### Exercise objective
Using the scholar profiles below, answer each question:
(a) Which kinds of Folger collection items does Shook's project name as pertaining to food scarcity?
(b) Which program does Albala lead at the University of the Pacific?
(c) What are bread and beer called in the profile of Muldrew?

### Text

Lauren Shook, Assistant Professor of English, Texas Lutheran University
Dr. Shook’s project, A Place at Shakespeare’s Table, shows how Shakespeare crafted entertainment from very real issues surrounding hunger and food scarcity. By reading Shakespeare’s work alongside items in the Folger’s collection that pertain to food scarcity (proclamations, sermons, and almanacks, among others) this project asks, “How does a scarcity of food become a poetics of scarcity?” Further, it asks if such a poetics obfuscated the lives of those who suffered from dearth.
Distinguished Visiting Scholars
Ken Albala, Professor of History at the University of the Pacific
Dr. Albala is author or editor of 25 books on food including Eating Right in the Renaissance (2002), Food in Early Modern Europe (2003), and Cooking in Europe 1250-1650 (2006). He was co-editor of the journal Food, Culture and Society. He leads the MA in Food Studies program at the University of the Pacific. Albala consulted with the project team on cooking and adapting early modern recipes as research.
Craig Muldrew, Professor of Early Modern Economic and Social History at Queen’s College, University of Cambridge
Dr. Muldrew is celebrated for his investigation of the economic and social role of trust in the development of the market economy in England between 1500-1700. As part of this work, Muldrew has studied the living standards and work of agricultural labourers in the early modern English economy, published as a monograph entitled, Food, Energy and the Industrious Revolution: Work and Material Culture in Agrarian England, 1550–1780 (CUP, 2011). The pairing of food and energy in the title emphasizes the fact that before the widespread harnessing of machine energy based on carbon fuel, almost all labour had to be done by men and animals. Bread and beer were the petrol of the early modern world.

### Raw data
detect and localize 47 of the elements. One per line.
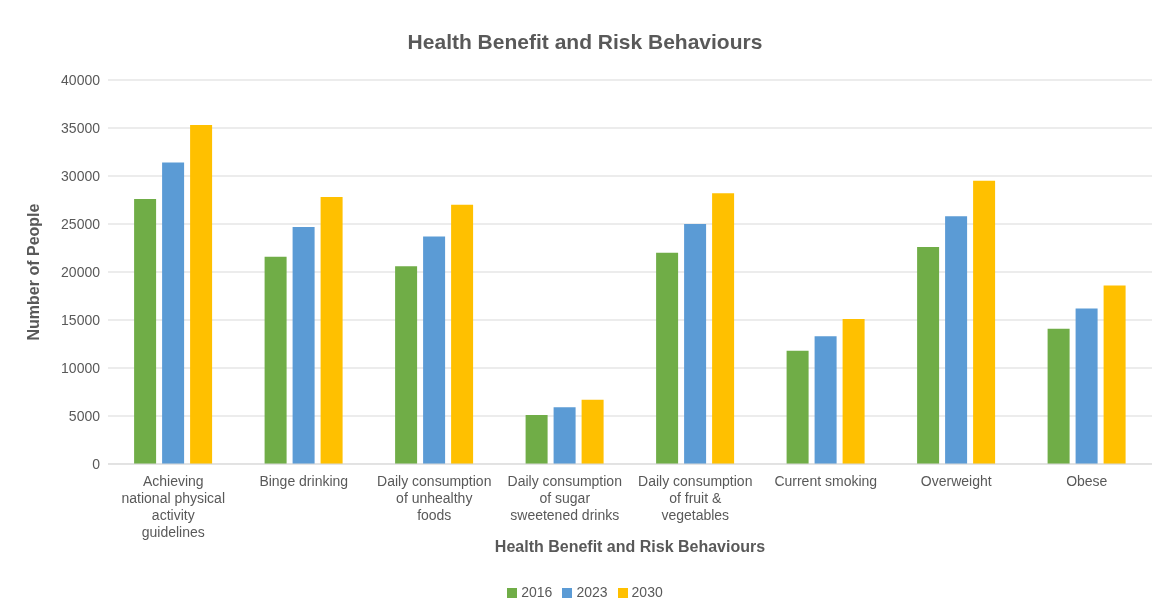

### Answer to this exercise
(a) Proclamations, sermons, and almanacks, among others.
(b) The MA in Food Studies program.
(c) The petrol of the early modern world.